— AIM OF THE EXERCISE —
Every line below is to be quoted exactly, with nothing added or dropped.

++++ RECORDS PROVIDED ++++

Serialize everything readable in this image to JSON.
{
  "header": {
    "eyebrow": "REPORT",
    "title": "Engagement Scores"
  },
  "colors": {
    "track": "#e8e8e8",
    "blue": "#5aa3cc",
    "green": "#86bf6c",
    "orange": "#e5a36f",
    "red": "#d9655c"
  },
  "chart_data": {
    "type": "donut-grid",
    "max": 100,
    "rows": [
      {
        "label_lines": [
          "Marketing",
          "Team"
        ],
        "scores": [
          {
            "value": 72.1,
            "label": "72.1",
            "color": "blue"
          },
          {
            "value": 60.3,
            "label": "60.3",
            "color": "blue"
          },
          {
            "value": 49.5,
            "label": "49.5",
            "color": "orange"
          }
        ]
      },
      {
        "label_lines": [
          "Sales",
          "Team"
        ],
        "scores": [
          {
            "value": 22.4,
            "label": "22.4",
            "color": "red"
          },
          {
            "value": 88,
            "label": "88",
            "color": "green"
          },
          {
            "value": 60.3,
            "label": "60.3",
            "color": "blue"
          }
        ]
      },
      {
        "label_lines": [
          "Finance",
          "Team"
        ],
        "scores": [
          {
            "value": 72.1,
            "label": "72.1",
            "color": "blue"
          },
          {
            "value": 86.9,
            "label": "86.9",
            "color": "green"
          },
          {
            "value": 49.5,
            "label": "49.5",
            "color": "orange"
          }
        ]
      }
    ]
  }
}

++++

— TASK SOLUTION —
Serialize everything readable in this image to JSON.
{
  "header": {
    "eyebrow": "REPORT",
    "title": "Engagement Scores"
  },
  "colors": {
    "track": "#e8e8e8",
    "blue": "#5aa3cc",
    "green": "#86bf6c",
    "orange": "#e5a36f",
    "red": "#d9655c"
  },
  "chart_data": {
    "type": "donut-grid",
    "max": 100,
    "rows": [
      {
        "label_lines": [
          "Marketing",
          "Team"
        ],
        "scores": [
          {
            "value": 72.1,
            "label": "72.1",
            "color": "blue"
          },
          {
            "value": 60.3,
            "label": "60.3",
            "color": "blue"
          },
          {
            "value": 49.5,
            "label": "49.5",
            "color": "orange"
          }
        ]
      },
      {
        "label_lines": [
          "Sales",
          "Team"
        ],
        "scores": [
          {
            "value": 22.4,
            "label": "22.4",
            "color": "red"
          },
          {
            "value": 88,
            "label": "88",
            "color": "green"
          },
          {
            "value": 60.3,
            "label": "60.3",
            "color": "blue"
          }
        ]
      },
      {
        "label_lines": [
          "Finance",
          "Team"
        ],
        "scores": [
          {
            "value": 72.1,
            "label": "72.1",
            "color": "blue"
          },
          {
            "value": 86.9,
            "label": "86.9",
            "color": "green"
          },
          {
            "value": 49.5,
            "label": "49.5",
            "color": "orange"
          }
        ]
      }
    ]
  }
}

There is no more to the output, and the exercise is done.